### Problem to work on
Which lines in the records below contain the word "Army"? Copy each one out.

[Records from a data collection]
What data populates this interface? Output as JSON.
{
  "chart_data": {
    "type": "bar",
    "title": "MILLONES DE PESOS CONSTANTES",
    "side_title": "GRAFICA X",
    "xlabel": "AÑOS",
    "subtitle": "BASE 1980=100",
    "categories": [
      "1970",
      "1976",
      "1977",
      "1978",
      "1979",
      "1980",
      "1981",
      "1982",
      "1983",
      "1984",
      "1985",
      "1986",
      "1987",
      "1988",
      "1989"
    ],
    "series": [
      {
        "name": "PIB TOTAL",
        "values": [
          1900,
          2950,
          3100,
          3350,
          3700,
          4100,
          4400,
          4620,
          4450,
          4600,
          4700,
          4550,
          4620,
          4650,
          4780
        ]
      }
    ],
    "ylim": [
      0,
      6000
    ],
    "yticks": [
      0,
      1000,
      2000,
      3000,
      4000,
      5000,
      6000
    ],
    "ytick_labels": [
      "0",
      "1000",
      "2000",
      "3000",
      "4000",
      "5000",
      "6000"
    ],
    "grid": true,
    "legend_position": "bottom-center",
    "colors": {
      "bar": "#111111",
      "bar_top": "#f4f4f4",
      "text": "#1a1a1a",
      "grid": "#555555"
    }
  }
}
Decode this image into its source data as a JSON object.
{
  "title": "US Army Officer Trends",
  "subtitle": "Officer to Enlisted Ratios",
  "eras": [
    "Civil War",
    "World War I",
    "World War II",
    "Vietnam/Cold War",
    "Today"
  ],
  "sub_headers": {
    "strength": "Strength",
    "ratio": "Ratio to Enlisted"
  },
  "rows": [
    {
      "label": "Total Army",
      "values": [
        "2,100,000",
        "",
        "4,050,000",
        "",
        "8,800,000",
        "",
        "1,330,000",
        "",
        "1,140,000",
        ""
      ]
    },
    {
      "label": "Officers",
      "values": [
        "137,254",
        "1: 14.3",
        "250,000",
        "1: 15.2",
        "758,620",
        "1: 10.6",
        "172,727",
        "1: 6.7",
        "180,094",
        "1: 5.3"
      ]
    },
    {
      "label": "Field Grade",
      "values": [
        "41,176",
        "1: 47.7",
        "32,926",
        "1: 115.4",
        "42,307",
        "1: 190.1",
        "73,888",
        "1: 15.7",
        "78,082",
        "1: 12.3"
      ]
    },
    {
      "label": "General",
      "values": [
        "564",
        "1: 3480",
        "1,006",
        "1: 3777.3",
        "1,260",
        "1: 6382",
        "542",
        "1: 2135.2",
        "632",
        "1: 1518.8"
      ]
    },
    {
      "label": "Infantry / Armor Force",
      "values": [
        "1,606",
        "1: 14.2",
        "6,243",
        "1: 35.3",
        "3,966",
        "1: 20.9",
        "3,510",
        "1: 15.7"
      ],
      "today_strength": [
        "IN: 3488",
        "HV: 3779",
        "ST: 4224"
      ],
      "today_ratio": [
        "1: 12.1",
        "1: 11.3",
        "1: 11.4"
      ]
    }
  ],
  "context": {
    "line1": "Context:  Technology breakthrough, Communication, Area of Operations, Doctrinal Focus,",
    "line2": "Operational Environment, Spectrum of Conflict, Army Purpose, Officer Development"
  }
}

### The solution
  "title": "US Army Officer Trends",
      "label": "Total Army",
    "line2": "Operational Environment, Spectrum of Conflict, Army Purpose, Officer Development"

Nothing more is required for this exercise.